[Input data Boundary: Start]
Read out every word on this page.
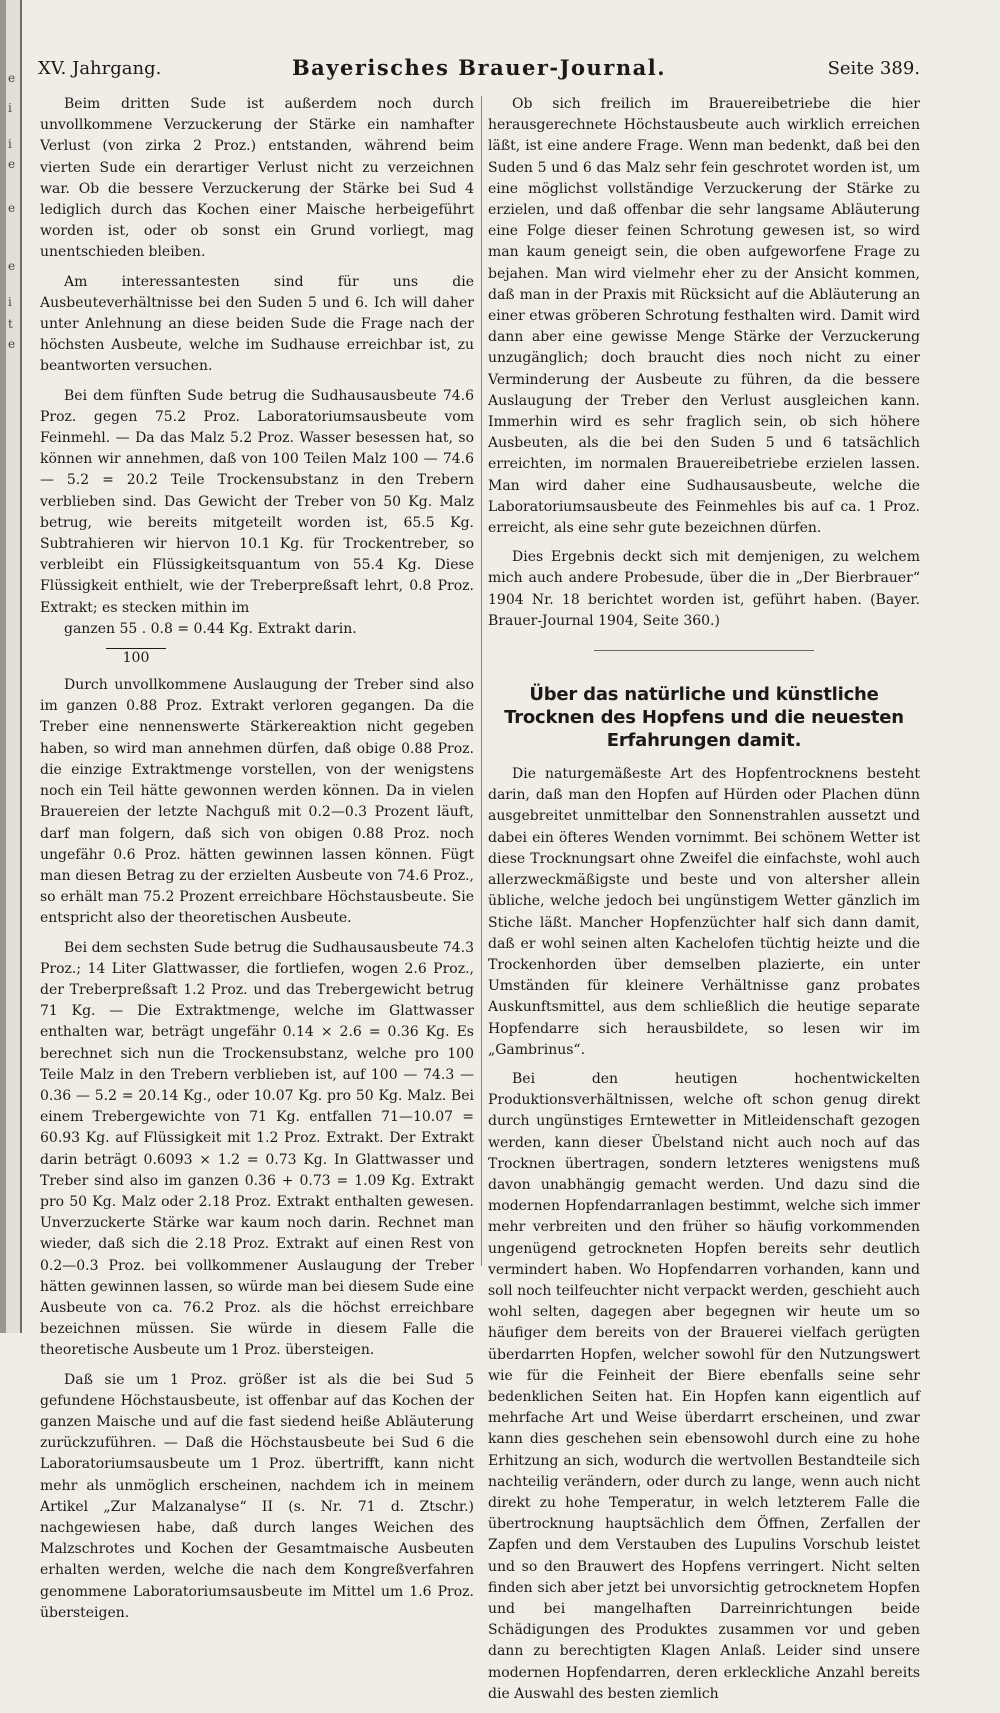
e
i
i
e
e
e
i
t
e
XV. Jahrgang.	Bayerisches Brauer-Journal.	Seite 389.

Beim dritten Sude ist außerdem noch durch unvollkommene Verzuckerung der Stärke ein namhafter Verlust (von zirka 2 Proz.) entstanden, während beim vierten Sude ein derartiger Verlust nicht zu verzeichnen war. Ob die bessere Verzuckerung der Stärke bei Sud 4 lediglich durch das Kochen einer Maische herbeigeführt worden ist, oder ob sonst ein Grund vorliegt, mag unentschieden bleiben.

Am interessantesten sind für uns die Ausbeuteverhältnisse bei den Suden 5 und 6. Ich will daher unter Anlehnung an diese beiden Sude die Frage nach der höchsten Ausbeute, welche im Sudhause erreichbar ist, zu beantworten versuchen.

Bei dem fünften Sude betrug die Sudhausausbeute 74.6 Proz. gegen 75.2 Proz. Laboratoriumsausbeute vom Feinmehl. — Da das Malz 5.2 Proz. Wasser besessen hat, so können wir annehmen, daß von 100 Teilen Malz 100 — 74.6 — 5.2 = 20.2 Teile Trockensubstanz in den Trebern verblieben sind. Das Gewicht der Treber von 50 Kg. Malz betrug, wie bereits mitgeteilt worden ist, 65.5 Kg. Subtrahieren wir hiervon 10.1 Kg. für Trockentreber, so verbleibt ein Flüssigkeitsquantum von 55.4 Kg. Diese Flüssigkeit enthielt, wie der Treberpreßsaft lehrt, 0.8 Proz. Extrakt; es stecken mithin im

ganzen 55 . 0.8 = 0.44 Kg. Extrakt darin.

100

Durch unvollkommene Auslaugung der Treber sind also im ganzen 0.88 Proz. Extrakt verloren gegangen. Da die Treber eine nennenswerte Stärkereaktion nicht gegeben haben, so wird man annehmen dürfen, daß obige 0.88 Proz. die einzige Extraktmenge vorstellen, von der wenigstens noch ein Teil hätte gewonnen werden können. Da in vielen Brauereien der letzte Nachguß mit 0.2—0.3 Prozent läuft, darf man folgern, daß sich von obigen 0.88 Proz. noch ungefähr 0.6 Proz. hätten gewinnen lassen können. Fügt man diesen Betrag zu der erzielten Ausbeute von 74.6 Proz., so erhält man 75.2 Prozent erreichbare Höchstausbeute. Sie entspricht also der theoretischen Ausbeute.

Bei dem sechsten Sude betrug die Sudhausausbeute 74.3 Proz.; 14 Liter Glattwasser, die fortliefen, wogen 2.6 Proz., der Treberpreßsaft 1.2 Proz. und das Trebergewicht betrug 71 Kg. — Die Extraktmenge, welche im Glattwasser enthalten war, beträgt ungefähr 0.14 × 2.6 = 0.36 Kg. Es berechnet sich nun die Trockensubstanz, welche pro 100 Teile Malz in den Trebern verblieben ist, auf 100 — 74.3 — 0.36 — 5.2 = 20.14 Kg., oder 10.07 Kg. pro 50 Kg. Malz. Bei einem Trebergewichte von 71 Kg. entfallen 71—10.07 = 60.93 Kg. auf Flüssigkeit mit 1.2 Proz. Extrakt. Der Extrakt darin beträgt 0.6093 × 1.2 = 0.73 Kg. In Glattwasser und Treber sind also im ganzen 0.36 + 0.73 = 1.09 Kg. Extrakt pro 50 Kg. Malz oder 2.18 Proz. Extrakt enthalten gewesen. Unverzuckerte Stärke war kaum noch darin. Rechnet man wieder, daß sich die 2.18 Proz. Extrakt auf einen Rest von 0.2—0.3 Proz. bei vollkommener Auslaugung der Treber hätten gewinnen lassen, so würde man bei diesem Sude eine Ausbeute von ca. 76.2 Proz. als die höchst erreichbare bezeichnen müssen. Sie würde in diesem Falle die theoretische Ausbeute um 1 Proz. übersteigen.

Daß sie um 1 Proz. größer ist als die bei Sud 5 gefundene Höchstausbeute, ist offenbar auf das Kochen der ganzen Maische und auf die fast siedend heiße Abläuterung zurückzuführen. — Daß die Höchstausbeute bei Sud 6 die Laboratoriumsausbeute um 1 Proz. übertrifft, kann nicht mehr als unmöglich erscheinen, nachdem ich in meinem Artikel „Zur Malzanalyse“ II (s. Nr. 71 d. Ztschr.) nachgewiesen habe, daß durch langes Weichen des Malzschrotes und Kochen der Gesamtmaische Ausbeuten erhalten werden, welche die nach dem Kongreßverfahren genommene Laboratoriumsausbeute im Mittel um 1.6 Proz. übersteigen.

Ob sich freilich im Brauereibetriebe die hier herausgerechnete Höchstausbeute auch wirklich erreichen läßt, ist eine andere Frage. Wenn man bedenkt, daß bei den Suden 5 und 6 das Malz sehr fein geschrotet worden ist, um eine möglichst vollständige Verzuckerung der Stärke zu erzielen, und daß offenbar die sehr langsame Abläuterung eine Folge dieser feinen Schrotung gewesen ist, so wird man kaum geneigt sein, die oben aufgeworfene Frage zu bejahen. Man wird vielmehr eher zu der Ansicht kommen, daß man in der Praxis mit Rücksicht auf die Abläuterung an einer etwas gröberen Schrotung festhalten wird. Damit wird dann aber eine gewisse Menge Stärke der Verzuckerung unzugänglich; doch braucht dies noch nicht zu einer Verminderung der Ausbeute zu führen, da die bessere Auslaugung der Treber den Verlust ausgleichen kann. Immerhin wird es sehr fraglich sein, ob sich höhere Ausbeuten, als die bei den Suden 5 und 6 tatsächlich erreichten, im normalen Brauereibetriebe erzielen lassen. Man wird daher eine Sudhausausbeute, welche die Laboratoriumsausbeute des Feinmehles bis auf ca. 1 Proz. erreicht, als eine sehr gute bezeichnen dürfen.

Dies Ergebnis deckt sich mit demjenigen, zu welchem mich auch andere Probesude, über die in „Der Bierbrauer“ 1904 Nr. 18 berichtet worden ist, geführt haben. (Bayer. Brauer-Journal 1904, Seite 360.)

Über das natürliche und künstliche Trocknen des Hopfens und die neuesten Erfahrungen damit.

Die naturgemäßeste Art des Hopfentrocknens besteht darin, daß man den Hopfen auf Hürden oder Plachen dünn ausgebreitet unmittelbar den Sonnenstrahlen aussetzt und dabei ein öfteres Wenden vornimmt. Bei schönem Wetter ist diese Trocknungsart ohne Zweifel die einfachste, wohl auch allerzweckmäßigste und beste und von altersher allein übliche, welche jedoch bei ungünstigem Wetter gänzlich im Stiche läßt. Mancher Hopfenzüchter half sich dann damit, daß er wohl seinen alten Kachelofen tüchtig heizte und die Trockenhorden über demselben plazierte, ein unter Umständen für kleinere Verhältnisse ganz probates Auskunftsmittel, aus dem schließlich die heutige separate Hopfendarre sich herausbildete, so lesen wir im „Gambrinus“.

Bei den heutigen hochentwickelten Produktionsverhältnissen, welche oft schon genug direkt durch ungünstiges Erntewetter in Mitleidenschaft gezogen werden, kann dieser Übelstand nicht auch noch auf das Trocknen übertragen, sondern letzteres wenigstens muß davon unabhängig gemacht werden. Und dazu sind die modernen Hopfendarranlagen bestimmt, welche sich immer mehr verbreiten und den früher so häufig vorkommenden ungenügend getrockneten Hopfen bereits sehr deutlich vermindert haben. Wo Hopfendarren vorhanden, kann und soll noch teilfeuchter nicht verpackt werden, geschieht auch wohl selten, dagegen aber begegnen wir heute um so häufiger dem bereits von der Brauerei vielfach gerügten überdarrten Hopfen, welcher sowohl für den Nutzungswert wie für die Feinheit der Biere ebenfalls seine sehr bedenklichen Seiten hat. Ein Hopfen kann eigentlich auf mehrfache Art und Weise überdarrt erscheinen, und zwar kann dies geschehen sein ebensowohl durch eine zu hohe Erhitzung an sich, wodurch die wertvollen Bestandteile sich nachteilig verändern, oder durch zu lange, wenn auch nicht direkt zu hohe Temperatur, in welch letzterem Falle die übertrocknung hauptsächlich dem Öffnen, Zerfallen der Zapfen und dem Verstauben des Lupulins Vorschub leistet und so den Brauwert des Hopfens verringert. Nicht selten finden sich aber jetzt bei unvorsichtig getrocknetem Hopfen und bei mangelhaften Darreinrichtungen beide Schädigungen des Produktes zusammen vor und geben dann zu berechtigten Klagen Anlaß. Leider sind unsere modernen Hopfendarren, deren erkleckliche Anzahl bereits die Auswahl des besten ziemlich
[Input data Boundary: End]
[Input data Boundary: Start]
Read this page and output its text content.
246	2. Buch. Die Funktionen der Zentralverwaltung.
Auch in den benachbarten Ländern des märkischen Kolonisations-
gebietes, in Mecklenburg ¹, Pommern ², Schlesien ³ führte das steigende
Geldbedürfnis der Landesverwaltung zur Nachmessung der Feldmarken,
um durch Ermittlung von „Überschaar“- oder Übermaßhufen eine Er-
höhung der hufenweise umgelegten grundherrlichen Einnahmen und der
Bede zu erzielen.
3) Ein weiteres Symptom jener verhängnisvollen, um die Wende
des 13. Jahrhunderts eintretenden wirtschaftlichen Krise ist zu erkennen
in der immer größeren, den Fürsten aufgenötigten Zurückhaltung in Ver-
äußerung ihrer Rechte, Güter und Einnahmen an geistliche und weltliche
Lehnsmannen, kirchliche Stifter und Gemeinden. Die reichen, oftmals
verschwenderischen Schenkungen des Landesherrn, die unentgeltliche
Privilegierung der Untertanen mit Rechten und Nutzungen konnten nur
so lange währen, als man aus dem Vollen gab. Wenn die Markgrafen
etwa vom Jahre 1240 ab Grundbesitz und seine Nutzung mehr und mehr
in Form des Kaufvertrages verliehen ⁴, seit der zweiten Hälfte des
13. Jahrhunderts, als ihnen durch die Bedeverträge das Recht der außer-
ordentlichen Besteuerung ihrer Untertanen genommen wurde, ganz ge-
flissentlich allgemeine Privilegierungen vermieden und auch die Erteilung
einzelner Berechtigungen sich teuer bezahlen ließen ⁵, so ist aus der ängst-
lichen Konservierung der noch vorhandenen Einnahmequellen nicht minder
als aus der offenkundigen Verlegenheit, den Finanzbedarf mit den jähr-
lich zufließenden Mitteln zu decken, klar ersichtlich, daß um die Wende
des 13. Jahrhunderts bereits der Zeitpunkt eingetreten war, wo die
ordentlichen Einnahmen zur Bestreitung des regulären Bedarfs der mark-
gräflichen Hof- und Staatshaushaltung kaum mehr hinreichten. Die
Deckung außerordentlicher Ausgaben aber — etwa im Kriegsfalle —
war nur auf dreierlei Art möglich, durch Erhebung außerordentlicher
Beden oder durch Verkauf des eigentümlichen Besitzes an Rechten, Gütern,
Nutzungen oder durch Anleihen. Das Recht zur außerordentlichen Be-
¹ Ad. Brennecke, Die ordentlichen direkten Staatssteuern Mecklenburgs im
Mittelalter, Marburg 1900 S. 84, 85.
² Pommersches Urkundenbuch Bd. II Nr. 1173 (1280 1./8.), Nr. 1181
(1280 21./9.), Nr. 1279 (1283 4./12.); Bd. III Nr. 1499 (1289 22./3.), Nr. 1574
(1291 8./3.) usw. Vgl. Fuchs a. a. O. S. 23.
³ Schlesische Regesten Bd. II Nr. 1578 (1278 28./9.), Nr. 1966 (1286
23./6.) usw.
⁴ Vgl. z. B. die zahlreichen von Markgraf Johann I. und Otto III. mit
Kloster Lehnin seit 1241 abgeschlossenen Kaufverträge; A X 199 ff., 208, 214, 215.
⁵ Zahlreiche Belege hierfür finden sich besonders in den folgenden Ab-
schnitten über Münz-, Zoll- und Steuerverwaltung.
[Input data Boundary: End]
[Input data Boundary: Start]
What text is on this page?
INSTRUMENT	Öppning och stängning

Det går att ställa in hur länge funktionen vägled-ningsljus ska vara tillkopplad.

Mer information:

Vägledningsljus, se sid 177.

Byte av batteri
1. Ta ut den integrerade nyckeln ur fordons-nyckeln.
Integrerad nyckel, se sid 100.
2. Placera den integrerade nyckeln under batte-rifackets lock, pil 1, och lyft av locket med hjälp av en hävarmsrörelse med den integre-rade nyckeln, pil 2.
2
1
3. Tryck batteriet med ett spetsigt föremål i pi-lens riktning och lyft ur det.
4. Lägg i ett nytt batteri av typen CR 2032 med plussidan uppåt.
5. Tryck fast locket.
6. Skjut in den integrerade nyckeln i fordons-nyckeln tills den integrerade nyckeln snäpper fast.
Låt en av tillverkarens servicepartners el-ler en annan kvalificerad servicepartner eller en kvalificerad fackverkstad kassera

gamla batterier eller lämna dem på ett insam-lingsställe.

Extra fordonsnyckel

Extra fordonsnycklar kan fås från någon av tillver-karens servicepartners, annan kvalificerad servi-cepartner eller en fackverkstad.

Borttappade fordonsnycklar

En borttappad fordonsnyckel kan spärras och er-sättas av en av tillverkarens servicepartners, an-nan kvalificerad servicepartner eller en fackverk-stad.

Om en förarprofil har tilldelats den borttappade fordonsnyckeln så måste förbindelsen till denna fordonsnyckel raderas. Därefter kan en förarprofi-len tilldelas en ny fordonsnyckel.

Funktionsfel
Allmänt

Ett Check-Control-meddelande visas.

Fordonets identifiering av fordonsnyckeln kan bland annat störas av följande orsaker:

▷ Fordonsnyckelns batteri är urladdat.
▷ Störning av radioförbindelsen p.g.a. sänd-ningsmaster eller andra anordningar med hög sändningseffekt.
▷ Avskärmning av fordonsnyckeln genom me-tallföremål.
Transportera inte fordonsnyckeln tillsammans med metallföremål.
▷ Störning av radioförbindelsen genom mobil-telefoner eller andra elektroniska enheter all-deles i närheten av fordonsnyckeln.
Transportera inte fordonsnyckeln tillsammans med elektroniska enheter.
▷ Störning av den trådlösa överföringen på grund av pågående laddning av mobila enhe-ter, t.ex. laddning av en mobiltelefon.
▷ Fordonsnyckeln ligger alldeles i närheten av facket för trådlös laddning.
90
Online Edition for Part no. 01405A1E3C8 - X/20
[Input data Boundary: End]
Your objective: Which lines of the data include the string "integrerade"? Copy each of them.

Answer for the task:
1. Ta ut den integrerade nyckeln ur fordons-nyckeln.
2. Placera den integrerade nyckeln under batte-rifackets lock, pil 1, och lyft av locket med hjälp av en hävarmsrörelse med den integre-rade nyckeln, pil 2.
6. Skjut in den integrerade nyckeln i fordons-nyckeln tills den integrerade nyckeln snäpper fast.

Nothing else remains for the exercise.